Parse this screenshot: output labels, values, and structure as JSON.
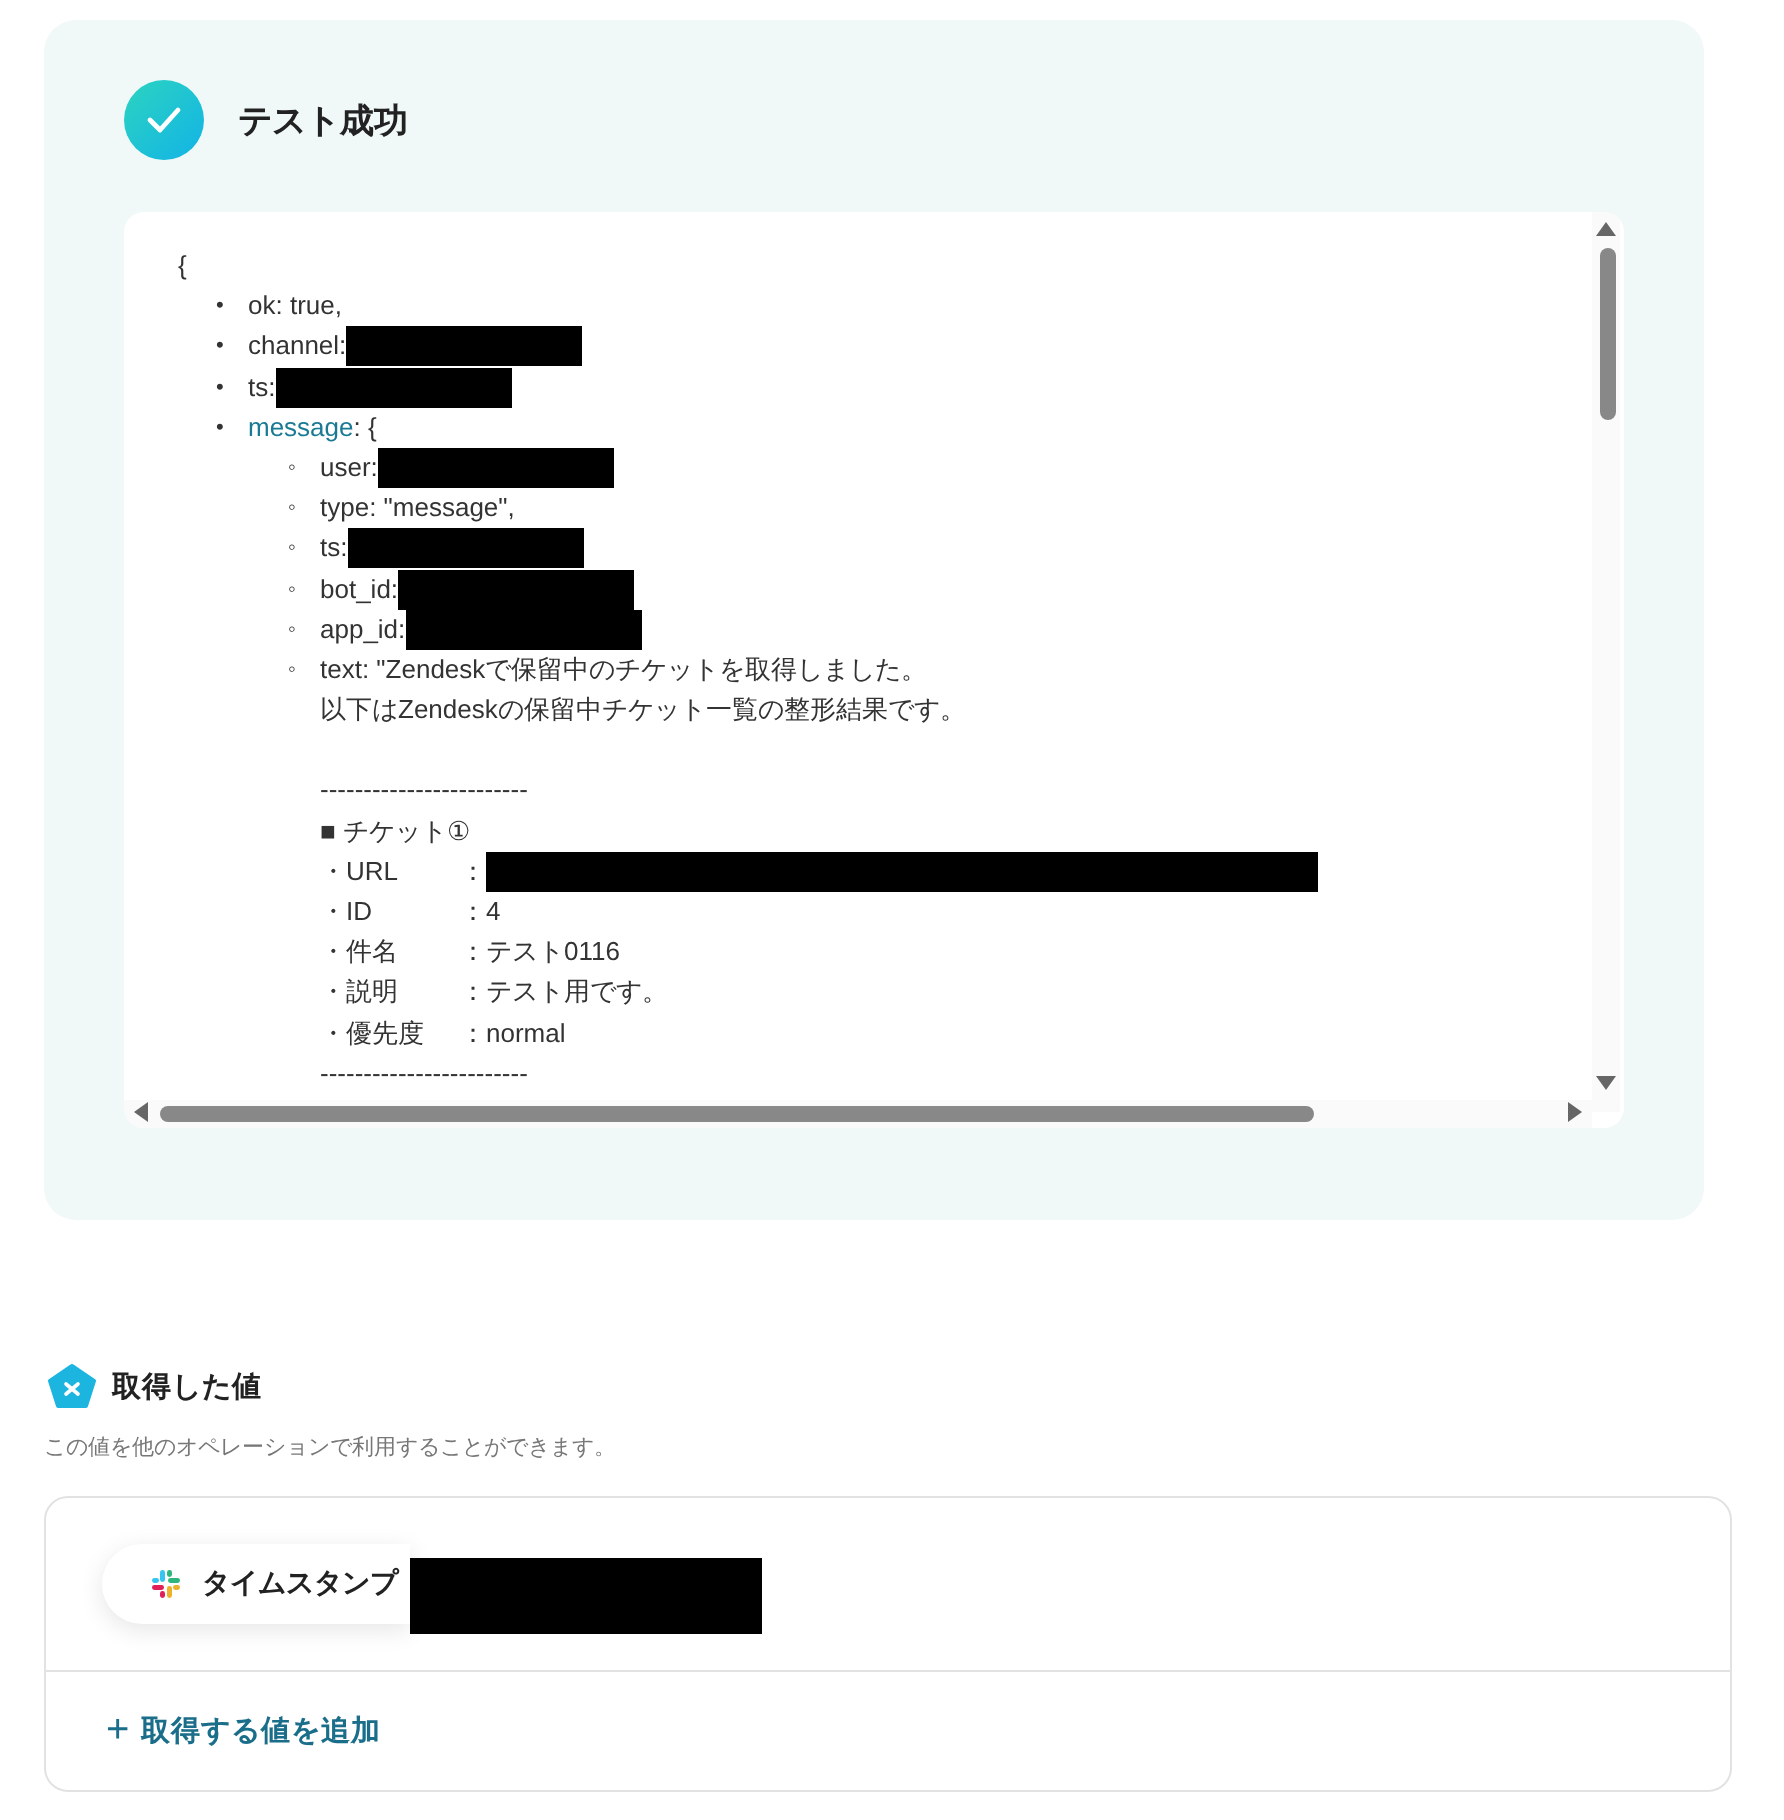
{
  "result": {
    "title": "テスト成功",
    "success": true,
    "code": {
      "open": "{",
      "items": [
        {
          "marker": "•",
          "label": "ok: true,"
        },
        {
          "marker": "•",
          "label": "channel:",
          "redacted": true
        },
        {
          "marker": "•",
          "label": "ts:",
          "redacted": true
        },
        {
          "marker": "•",
          "label": "message",
          "suffix": ": {",
          "kind": "object",
          "children": [
            {
              "marker": "◦",
              "label": "user:",
              "redacted": true
            },
            {
              "marker": "◦",
              "label": "type: \"message\","
            },
            {
              "marker": "◦",
              "label": "ts:",
              "redacted": true
            },
            {
              "marker": "◦",
              "label": "bot_id:",
              "redacted": true
            },
            {
              "marker": "◦",
              "label": "app_id:",
              "redacted": true
            },
            {
              "marker": "◦",
              "label": "text: \"Zendeskで保留中のチケットを取得しました。",
              "lines": [
                {
                  "kind": "text",
                  "text": "以下はZendeskの保留中チケット一覧の整形結果です。"
                },
                {
                  "kind": "text",
                  "text": "------------------------",
                  "spaced": true
                },
                {
                  "kind": "text",
                  "text": "■ チケット①"
                },
                {
                  "kind": "field",
                  "text": "・URL",
                  "value": "：",
                  "redacted": true
                },
                {
                  "kind": "field",
                  "text": "・ID",
                  "value": "：4"
                },
                {
                  "kind": "field",
                  "text": "・件名",
                  "value": "：テスト0116"
                },
                {
                  "kind": "field",
                  "text": "・説明",
                  "value": "：テスト用です。"
                },
                {
                  "kind": "field",
                  "text": "・優先度",
                  "value": "：normal"
                },
                {
                  "kind": "text",
                  "text": "------------------------"
                }
              ]
            }
          ]
        }
      ]
    }
  },
  "fetched": {
    "title": "取得した値",
    "description": "この値を他のオペレーションで利用することができます。",
    "values": [
      {
        "label": "タイムスタンプ",
        "redacted": true
      }
    ],
    "add_button": {
      "icon": "+",
      "label": "取得する値を追加"
    }
  }
}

==============================

Can you retype every record above exactly, leaving out the pictures?

Parse this screenshot: output labels, values, and structure as JSON.
{
  "result": {
    "title": "テスト成功",
    "success": true,
    "code": {
      "open": "{",
      "items": [
        {
          "marker": "•",
          "label": "ok: true,"
        },
        {
          "marker": "•",
          "label": "channel:",
          "redacted": true
        },
        {
          "marker": "•",
          "label": "ts:",
          "redacted": true
        },
        {
          "marker": "•",
          "label": "message",
          "suffix": ": {",
          "kind": "object",
          "children": [
            {
              "marker": "◦",
              "label": "user:",
              "redacted": true
            },
            {
              "marker": "◦",
              "label": "type: \"message\","
            },
            {
              "marker": "◦",
              "label": "ts:",
              "redacted": true
            },
            {
              "marker": "◦",
              "label": "bot_id:",
              "redacted": true
            },
            {
              "marker": "◦",
              "label": "app_id:",
              "redacted": true
            },
            {
              "marker": "◦",
              "label": "text: \"Zendeskで保留中のチケットを取得しました。",
              "lines": [
                {
                  "kind": "text",
                  "text": "以下はZendeskの保留中チケット一覧の整形結果です。"
                },
                {
                  "kind": "text",
                  "text": "------------------------",
                  "spaced": true
                },
                {
                  "kind": "text",
                  "text": "■ チケット①"
                },
                {
                  "kind": "field",
                  "text": "・URL",
                  "value": "：",
                  "redacted": true
                },
                {
                  "kind": "field",
                  "text": "・ID",
                  "value": "：4"
                },
                {
                  "kind": "field",
                  "text": "・件名",
                  "value": "：テスト0116"
                },
                {
                  "kind": "field",
                  "text": "・説明",
                  "value": "：テスト用です。"
                },
                {
                  "kind": "field",
                  "text": "・優先度",
                  "value": "：normal"
                },
                {
                  "kind": "text",
                  "text": "------------------------"
                }
              ]
            }
          ]
        }
      ]
    }
  },
  "fetched": {
    "title": "取得した値",
    "description": "この値を他のオペレーションで利用することができます。",
    "values": [
      {
        "label": "タイムスタンプ",
        "redacted": true
      }
    ],
    "add_button": {
      "icon": "+",
      "label": "取得する値を追加"
    }
  }
}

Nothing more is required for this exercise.